Rewrite every line of the listing below as a JSON list of strings, one string per line, leaving out blank lines.

#### [Extracted material]
= = = =

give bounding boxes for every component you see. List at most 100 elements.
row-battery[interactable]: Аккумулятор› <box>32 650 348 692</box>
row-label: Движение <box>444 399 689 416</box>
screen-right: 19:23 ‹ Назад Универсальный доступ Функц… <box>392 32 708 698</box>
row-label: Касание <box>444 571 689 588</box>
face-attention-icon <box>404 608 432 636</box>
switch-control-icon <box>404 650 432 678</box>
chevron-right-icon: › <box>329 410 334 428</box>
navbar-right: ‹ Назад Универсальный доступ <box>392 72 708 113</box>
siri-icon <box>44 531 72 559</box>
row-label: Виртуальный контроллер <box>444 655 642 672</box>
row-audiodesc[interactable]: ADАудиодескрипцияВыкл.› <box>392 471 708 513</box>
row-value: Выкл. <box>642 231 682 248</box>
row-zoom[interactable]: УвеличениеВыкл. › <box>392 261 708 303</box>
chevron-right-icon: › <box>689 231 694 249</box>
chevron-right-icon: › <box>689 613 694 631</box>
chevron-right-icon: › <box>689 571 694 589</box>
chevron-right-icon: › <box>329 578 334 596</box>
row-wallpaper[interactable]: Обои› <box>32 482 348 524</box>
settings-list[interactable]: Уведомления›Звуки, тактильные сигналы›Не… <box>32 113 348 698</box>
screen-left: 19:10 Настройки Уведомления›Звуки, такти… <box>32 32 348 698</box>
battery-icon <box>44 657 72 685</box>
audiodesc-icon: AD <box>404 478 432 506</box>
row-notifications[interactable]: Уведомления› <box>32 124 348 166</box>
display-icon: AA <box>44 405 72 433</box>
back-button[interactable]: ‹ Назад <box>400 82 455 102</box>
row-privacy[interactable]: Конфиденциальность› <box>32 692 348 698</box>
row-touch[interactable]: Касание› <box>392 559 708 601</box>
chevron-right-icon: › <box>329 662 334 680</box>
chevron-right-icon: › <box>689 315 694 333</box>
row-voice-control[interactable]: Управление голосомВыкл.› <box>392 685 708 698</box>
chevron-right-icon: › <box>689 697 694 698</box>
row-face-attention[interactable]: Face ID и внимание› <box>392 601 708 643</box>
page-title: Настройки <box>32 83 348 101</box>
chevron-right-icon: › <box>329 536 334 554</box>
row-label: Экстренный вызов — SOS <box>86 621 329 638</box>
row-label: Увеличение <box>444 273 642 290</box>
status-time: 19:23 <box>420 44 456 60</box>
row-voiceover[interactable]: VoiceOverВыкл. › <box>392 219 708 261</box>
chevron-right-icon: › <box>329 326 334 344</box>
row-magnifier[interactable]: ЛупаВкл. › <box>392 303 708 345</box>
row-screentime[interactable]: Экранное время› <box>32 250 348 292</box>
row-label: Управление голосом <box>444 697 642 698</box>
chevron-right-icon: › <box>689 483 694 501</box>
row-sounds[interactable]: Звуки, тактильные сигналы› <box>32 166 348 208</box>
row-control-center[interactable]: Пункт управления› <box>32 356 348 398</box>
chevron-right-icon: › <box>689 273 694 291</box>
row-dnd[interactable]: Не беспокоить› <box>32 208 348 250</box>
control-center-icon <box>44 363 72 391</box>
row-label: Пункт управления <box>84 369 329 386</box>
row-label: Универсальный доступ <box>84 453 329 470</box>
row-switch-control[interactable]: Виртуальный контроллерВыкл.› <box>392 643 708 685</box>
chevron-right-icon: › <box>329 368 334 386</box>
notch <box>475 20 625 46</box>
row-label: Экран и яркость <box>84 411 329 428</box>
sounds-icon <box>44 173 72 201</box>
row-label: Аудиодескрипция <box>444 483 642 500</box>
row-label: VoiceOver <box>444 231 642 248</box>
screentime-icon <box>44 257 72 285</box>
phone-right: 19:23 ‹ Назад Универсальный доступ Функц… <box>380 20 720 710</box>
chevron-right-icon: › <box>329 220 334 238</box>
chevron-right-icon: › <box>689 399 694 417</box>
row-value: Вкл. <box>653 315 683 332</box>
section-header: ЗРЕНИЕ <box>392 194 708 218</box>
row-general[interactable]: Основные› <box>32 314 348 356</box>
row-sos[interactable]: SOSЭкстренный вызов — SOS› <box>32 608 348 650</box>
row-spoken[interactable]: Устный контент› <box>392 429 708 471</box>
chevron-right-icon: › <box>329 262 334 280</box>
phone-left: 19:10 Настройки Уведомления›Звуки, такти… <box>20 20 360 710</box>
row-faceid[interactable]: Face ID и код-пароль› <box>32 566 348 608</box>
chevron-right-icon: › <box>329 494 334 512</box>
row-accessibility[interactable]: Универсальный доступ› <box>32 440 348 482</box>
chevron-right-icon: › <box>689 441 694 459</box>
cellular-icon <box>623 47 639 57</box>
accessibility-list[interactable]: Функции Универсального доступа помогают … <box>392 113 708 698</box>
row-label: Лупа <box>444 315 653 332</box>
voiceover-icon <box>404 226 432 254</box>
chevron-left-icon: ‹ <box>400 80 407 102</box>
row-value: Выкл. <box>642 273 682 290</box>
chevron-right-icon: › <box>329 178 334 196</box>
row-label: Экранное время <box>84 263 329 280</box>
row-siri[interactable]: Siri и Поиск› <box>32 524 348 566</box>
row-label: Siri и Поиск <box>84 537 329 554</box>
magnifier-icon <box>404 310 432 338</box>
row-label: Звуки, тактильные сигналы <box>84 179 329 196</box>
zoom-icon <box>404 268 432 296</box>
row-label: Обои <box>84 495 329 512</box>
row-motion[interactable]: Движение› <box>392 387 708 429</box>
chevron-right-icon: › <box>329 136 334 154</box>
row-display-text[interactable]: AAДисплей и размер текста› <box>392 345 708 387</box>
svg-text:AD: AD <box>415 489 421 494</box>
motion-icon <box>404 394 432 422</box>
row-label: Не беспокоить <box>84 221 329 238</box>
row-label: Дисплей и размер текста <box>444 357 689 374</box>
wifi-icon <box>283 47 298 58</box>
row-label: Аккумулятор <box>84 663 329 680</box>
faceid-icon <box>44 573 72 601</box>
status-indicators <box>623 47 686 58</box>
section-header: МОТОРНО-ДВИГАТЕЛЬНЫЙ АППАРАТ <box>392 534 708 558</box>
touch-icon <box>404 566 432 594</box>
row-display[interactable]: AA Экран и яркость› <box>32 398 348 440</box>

= = = =

#### [Final result]
[
  "give bounding boxes for every component you see. List at most 100 elements.",
  "row-battery[interactable]: Аккумулятор› <box>32 650 348 692</box>",
  "row-label: Движение <box>444 399 689 416</box>",
  "screen-right: 19:23 ‹ Назад Универсальный доступ Функц… <box>392 32 708 698</box>",
  "row-label: Касание <box>444 571 689 588</box>",
  "face-attention-icon <box>404 608 432 636</box>",
  "switch-control-icon <box>404 650 432 678</box>",
  "chevron-right-icon: › <box>329 410 334 428</box>",
  "navbar-right: ‹ Назад Универсальный доступ <box>392 72 708 113</box>",
  "siri-icon <box>44 531 72 559</box>",
  "row-label: Виртуальный контроллер <box>444 655 642 672</box>",
  "row-audiodesc[interactable]: ADАудиодескрипцияВыкл.› <box>392 471 708 513</box>",
  "row-value: Выкл. <box>642 231 682 248</box>",
  "row-zoom[interactable]: УвеличениеВыкл. › <box>392 261 708 303</box>",
  "chevron-right-icon: › <box>689 231 694 249</box>",
  "chevron-right-icon: › <box>689 613 694 631</box>",
  "chevron-right-icon: › <box>689 571 694 589</box>",
  "chevron-right-icon: › <box>329 578 334 596</box>",
  "row-wallpaper[interactable]: Обои› <box>32 482 348 524</box>",
  "settings-list[interactable]: Уведомления›Звуки, тактильные сигналы›Не… <box>32 113 348 698</box>",
  "screen-left: 19:10 Настройки Уведомления›Звуки, такти… <box>32 32 348 698</box>",
  "battery-icon <box>44 657 72 685</box>",
  "audiodesc-icon: AD <box>404 478 432 506</box>",
  "row-notifications[interactable]: Уведомления› <box>32 124 348 166</box>",
  "display-icon: AA <box>44 405 72 433</box>",
  "back-button[interactable]: ‹ Назад <box>400 82 455 102</box>",
  "row-privacy[interactable]: Конфиденциальность› <box>32 692 348 698</box>",
  "row-touch[interactable]: Касание› <box>392 559 708 601</box>",
  "chevron-right-icon: › <box>329 662 334 680</box>",
  "chevron-right-icon: › <box>689 315 694 333</box>",
  "row-voice-control[interactable]: Управление голосомВыкл.› <box>392 685 708 698</box>",
  "chevron-right-icon: › <box>689 697 694 698</box>",
  "row-face-attention[interactable]: Face ID и внимание› <box>392 601 708 643</box>",
  "page-title: Настройки <box>32 83 348 101</box>",
  "chevron-right-icon: › <box>329 536 334 554</box>",
  "row-label: Экстренный вызов — SOS <box>86 621 329 638</box>",
  "row-label: Увеличение <box>444 273 642 290</box>",
  "status-time: 19:23 <box>420 44 456 60</box>",
  "row-voiceover[interactable]: VoiceOverВыкл. › <box>392 219 708 261</box>",
  "chevron-right-icon: › <box>329 326 334 344</box>",
  "row-magnifier[interactable]: ЛупаВкл. › <box>392 303 708 345</box>",
  "row-screentime[interactable]: Экранное время› <box>32 250 348 292</box>",
  "row-label: Управление голосом <box>444 697 642 698</box>",
  "chevron-right-icon: › <box>689 483 694 501</box>",
  "row-sounds[interactable]: Звуки, тактильные сигналы› <box>32 166 348 208</box>",
  "row-control-center[interactable]: Пункт управления› <box>32 356 348 398</box>",
  "chevron-right-icon: › <box>689 273 694 291</box>",
  "row-dnd[interactable]: Не беспокоить› <box>32 208 348 250</box>",
  "control-center-icon <box>44 363 72 391</box>",
  "row-label: Пункт управления <box>84 369 329 386</box>",
  "row-label: Универсальный доступ <box>84 453 329 470</box>",
  "row-switch-control[interactable]: Виртуальный контроллерВыкл.› <box>392 643 708 685</box>",
  "chevron-right-icon: › <box>329 368 334 386</box>",
  "notch <box>475 20 625 46</box>",
  "row-label: Экран и яркость <box>84 411 329 428</box>",
  "sounds-icon <box>44 173 72 201</box>",
  "row-label: Аудиодескрипция <box>444 483 642 500</box>",
  "row-label: VoiceOver <box>444 231 642 248</box>",
  "screentime-icon <box>44 257 72 285</box>",
  "phone-right: 19:23 ‹ Назад Универсальный доступ Функц… <box>380 20 720 710</box>",
  "chevron-right-icon: › <box>329 220 334 238</box>",
  "chevron-right-icon: › <box>689 399 694 417</box>",
  "row-value: Вкл. <box>653 315 683 332</box>",
  "section-header: ЗРЕНИЕ <box>392 194 708 218</box>",
  "row-general[interactable]: Основные› <box>32 314 348 356</box>",
  "row-sos[interactable]: SOSЭкстренный вызов — SOS› <box>32 608 348 650</box>",
  "row-spoken[interactable]: Устный контент› <box>392 429 708 471</box>",
  "chevron-right-icon: › <box>329 262 334 280</box>",
  "phone-left: 19:10 Настройки Уведомления›Звуки, такти… <box>20 20 360 710</box>",
  "row-faceid[interactable]: Face ID и код-пароль› <box>32 566 348 608</box>",
  "chevron-right-icon: › <box>329 494 334 512</box>",
  "row-accessibility[interactable]: Универсальный доступ› <box>32 440 348 482</box>",
  "chevron-right-icon: › <box>689 441 694 459</box>",
  "cellular-icon <box>623 47 639 57</box>",
  "accessibility-list[interactable]: Функции Универсального доступа помогают … <box>392 113 708 698</box>",
  "row-label: Лупа <box>444 315 653 332</box>",
  "voiceover-icon <box>404 226 432 254</box>",
  "chevron-left-icon: ‹ <box>400 80 407 102</box>",
  "row-value: Выкл. <box>642 273 682 290</box>",
  "chevron-right-icon: › <box>329 178 334 196</box>",
  "row-label: Экранное время <box>84 263 329 280</box>",
  "row-siri[interactable]: Siri и Поиск› <box>32 524 348 566</box>",
  "row-label: Siri и Поиск <box>84 537 329 554</box>",
  "magnifier-icon <box>404 310 432 338</box>",
  "row-label: Звуки, тактильные сигналы <box>84 179 329 196</box>",
  "zoom-icon <box>404 268 432 296</box>",
  "row-label: Обои <box>84 495 329 512</box>",
  "row-motion[interactable]: Движение› <box>392 387 708 429</box>",
  "chevron-right-icon: › <box>329 136 334 154</box>",
  "row-display-text[interactable]: AAДисплей и размер текста› <box>392 345 708 387</box>",
  "svg-text:AD: AD <box>415 489 421 494</box>",
  "motion-icon <box>404 394 432 422</box>",
  "row-label: Не беспокоить <box>84 221 329 238</box>",
  "row-label: Дисплей и размер текста <box>444 357 689 374</box>",
  "wifi-icon <box>283 47 298 58</box>",
  "row-label: Аккумулятор <box>84 663 329 680</box>",
  "faceid-icon <box>44 573 72 601</box>",
  "status-indicators <box>623 47 686 58</box>",
  "section-header: МОТОРНО-ДВИГАТЕЛЬНЫЙ АППАРАТ <box>392 534 708 558</box>",
  "touch-icon <box>404 566 432 594</box>",
  "row-display[interactable]: AA Экран и яркость› <box>32 398 348 440</box>"
]